Extrait à lire
Ce tour d’horizon ne serait évidemment pas complet si on faisait l’impasse sur les attaquants de pointe du business, à savoir les fabricants de vêtements de sport. On sait que la Coupe du monde est devenue un champ de bataille où s’affrontent les deux leaders du marché. Ce sera encore le cas cette fois-ci. Avec une nouveauté cependant. Outre le match au sommet annoncé entre Adidas et Nike, il faudra également marquer à la culotte le challenger, Puma, qui totalise plus de contrats avec des équipes nationales participantes (12 pour être précis) que chacun des deux ténors, même si elles sont moins prestigieuses. L’enjeu est tel, surtout pour Adidas qui  » joue  » à domicile, que chaque camp a multiplié ces dernières semaines les lancements de produits, au design toujours plus décoiffant. Songeons seulement à la nouvelle chaussure v1.06 Grass Camo de Puma avec son enveloppe en imitation gazon. Ou à ce quartette de souliers spécialement dessiné par le styliste Yohji Yamamoto pour Adidas. Pour sûr, avec ces couples colorés de Tigres, Dragons, Aigles ou Loups aux pieds, l’adversaire n’a qu’à bien se tenir…

Sans parler du festival de spots publicitaires qui déferle sur les ondes. Adidas joue la carte de la nostalgie avec ce film doux-amer montrant deux enfants choisir leur équipe comme dans les cours de récré, sauf qu’ici ils ont le choix entre Beckham, Platini, Beckenbauer, etc. Bref, que du beau monde. De son côté, Nike privilégie une fois de plus ce ton décalé qui a fait sa renommée, pour évoquer la trajectoire fulgurante de Ronaldinho d’une part, pour suivre Monsieur Eric Cantona dans ses £uvres de l’autre. Avec à chaque fois le même fil rouge : la défense du beau jeu.

Exercices à faire
A – D'après l'extrait, quel styliste a dessiné le quartette de souliers pour Adidas ?
B – Recopiez tout le passage de l'extrait, depuis « Sans parler du » jusqu'à « du beau jeu. ».
Basez-vous uniquement sur l'extrait.

Listing fourni
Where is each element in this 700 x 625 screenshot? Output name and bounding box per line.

Réponses attendues
A – Yohji Yamamoto.

B –
Sans parler du festival de spots publicitaires qui déferle sur les ondes. Adidas joue la carte de la nostalgie avec ce film doux-amer montrant deux enfants choisir leur équipe comme dans les cours de récré, sauf qu’ici ils ont le choix entre Beckham, Platini, Beckenbauer, etc. Bref, que du beau monde. De son côté, Nike privilégie une fois de plus ce ton décalé qui a fait sa renommée, pour évoquer la trajectoire fulgurante de Ronaldinho d’une part, pour suivre Monsieur Eric Cantona dans ses £uvres de l’autre. Avec à chaque fois le même fil rouge : la défense du beau jeu.